** Start Entries provided **

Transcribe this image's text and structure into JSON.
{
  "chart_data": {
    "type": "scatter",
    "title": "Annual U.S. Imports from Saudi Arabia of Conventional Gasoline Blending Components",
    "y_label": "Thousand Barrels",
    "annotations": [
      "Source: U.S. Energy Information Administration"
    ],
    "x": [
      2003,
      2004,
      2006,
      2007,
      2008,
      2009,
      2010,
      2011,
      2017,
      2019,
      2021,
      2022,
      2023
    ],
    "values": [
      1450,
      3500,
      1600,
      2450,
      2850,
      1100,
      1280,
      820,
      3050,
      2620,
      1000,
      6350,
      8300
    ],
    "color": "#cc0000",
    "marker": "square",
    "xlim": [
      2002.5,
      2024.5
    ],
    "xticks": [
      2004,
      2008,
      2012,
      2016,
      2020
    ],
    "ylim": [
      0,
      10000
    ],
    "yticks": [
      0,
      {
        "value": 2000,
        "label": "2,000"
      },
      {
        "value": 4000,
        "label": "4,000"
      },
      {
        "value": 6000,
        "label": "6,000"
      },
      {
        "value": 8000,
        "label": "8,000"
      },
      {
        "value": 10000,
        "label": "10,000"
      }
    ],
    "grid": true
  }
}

** End Entries provided **

Instructions for the task
The records above should be returned exactly.

Task response
Transcribe this image's text and structure into JSON.
{
  "chart_data": {
    "type": "scatter",
    "title": "Annual U.S. Imports from Saudi Arabia of Conventional Gasoline Blending Components",
    "y_label": "Thousand Barrels",
    "annotations": [
      "Source: U.S. Energy Information Administration"
    ],
    "x": [
      2003,
      2004,
      2006,
      2007,
      2008,
      2009,
      2010,
      2011,
      2017,
      2019,
      2021,
      2022,
      2023
    ],
    "values": [
      1450,
      3500,
      1600,
      2450,
      2850,
      1100,
      1280,
      820,
      3050,
      2620,
      1000,
      6350,
      8300
    ],
    "color": "#cc0000",
    "marker": "square",
    "xlim": [
      2002.5,
      2024.5
    ],
    "xticks": [
      2004,
      2008,
      2012,
      2016,
      2020
    ],
    "ylim": [
      0,
      10000
    ],
    "yticks": [
      0,
      {
        "value": 2000,
        "label": "2,000"
      },
      {
        "value": 4000,
        "label": "4,000"
      },
      {
        "value": 6000,
        "label": "6,000"
      },
      {
        "value": 8000,
        "label": "8,000"
      },
      {
        "value": 10000,
        "label": "10,000"
      }
    ],
    "grid": true
  }
}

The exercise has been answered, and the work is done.